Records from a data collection
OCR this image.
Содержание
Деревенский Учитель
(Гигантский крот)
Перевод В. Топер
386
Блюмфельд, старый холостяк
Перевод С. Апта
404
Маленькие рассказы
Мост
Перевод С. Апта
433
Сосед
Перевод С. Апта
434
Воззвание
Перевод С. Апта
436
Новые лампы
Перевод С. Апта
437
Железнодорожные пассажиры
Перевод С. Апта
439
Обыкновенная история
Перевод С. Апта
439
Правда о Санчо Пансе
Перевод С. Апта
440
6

Brief
Return all of the entries exactly as written.

Answer
OCR this image.
Содержание
Деревенский Учитель
(Гигантский крот)
Перевод В. Топер
386
Блюмфельд, старый холостяк
Перевод С. Апта
404
Маленькие рассказы
Мост
Перевод С. Апта
433
Сосед
Перевод С. Апта
434
Воззвание
Перевод С. Апта
436
Новые лампы
Перевод С. Апта
437
Железнодорожные пассажиры
Перевод С. Апта
439
Обыкновенная история
Перевод С. Апта
439
Правда о Санчо Пансе
Перевод С. Апта
440
6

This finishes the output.